Aim: Only lines with the word "name" are needed; collect each of them from the listing below.
○ ○ ○ ○
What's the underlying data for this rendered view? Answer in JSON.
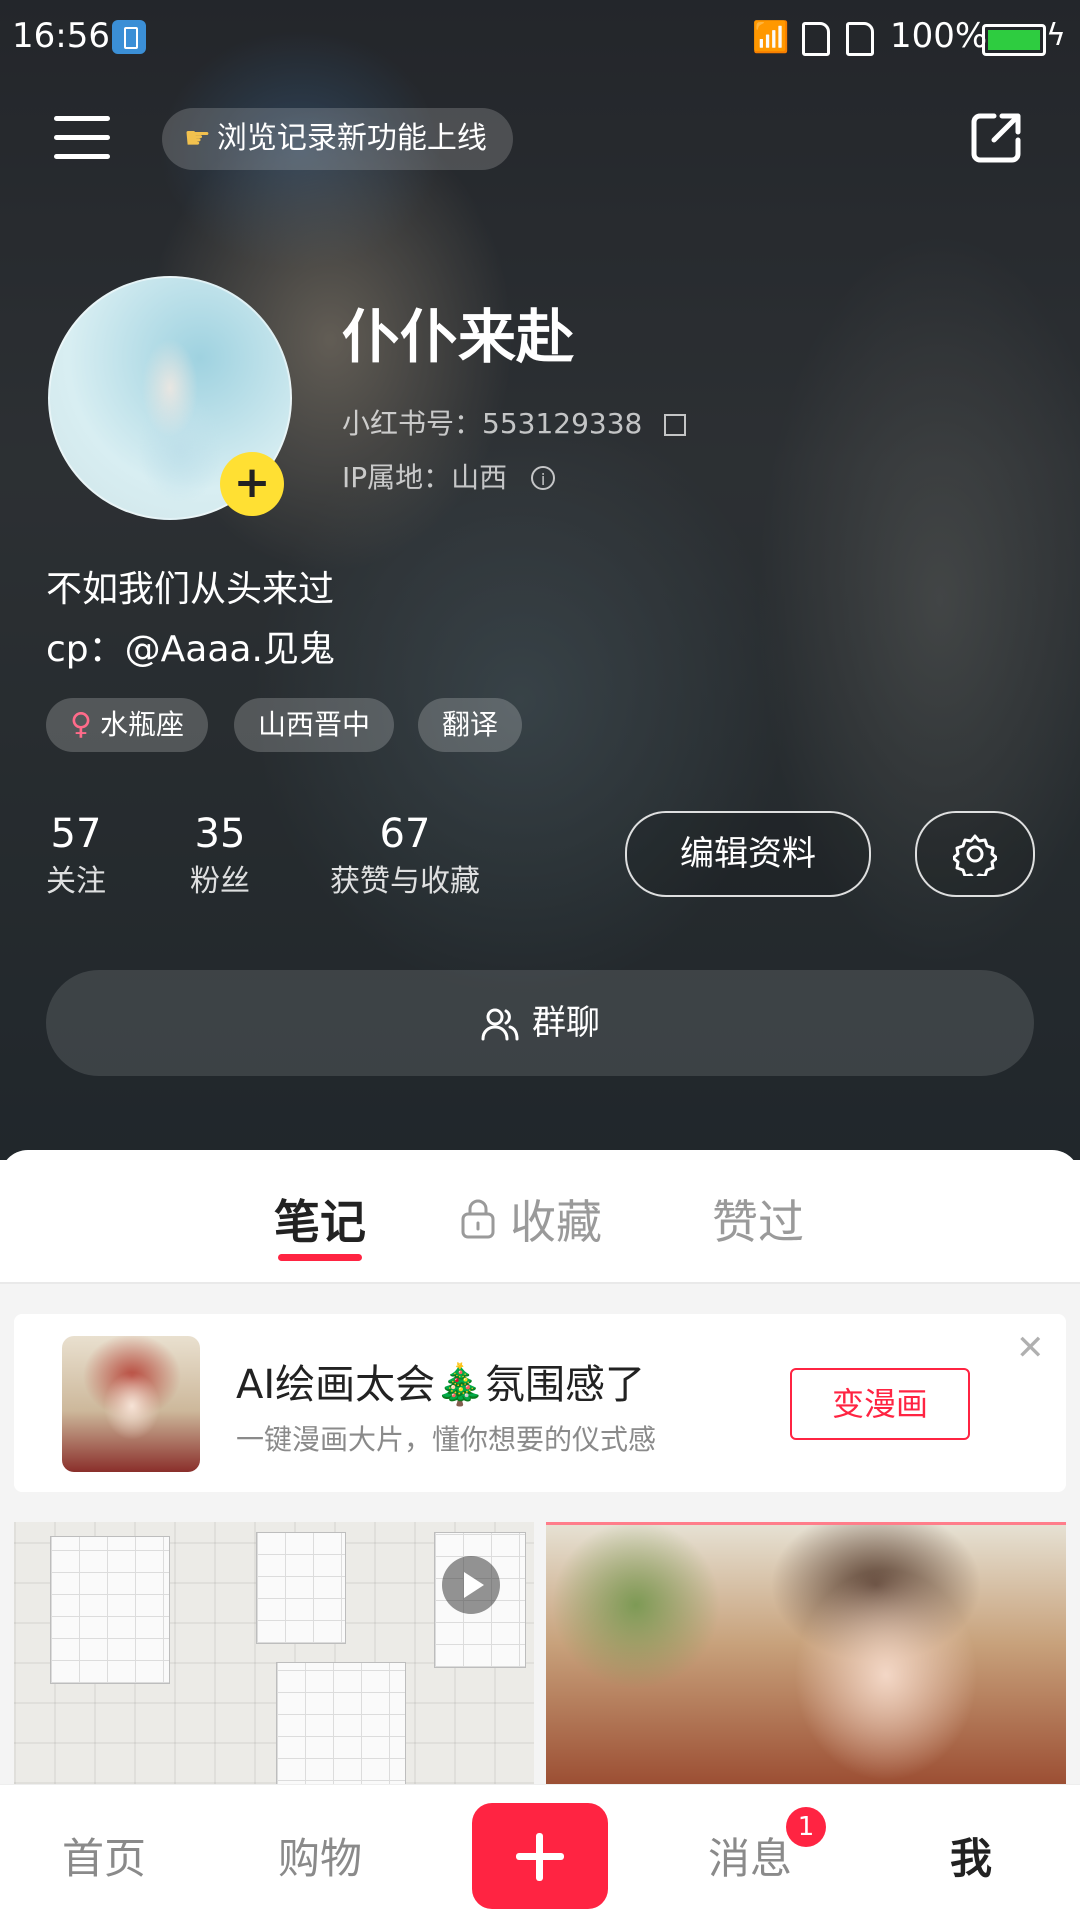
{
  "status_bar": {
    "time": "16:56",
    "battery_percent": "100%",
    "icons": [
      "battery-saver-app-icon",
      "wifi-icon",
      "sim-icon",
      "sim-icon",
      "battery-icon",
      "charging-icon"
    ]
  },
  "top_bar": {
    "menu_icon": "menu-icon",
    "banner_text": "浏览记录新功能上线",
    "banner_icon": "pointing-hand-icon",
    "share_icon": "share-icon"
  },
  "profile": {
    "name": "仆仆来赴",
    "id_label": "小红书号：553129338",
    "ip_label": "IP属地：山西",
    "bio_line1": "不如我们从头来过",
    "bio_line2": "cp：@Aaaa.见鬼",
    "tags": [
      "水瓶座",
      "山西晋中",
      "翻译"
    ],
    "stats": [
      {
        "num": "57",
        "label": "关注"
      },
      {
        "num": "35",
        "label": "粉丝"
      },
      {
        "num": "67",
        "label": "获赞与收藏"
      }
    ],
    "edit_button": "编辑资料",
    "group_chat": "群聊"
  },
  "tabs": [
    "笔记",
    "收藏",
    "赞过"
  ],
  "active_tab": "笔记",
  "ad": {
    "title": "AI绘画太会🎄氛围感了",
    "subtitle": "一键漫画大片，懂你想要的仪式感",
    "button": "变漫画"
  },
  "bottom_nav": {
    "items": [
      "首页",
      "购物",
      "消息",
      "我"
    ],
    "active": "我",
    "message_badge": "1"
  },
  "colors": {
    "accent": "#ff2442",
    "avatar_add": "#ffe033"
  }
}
○ ○ ○ ○
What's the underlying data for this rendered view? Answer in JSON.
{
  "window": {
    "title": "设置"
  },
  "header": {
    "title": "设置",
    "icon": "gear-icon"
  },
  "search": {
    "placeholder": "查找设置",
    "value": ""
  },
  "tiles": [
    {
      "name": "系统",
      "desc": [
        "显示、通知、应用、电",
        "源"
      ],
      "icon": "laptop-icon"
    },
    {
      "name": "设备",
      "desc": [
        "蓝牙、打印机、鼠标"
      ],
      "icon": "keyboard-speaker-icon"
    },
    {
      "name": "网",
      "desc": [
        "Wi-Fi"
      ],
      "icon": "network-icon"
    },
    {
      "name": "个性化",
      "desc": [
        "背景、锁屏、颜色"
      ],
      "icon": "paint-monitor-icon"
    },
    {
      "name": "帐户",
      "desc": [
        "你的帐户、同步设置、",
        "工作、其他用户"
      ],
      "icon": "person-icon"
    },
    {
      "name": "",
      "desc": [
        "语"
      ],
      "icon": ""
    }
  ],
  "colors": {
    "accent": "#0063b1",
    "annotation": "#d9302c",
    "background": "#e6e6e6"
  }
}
○ ○ ○ ○
Output of the task:
    "name": "仆仆来赴",
      "name": "系统",
      "name": "设备",
      "name": "网",
      "name": "个性化",
      "name": "帐户",
      "name": "",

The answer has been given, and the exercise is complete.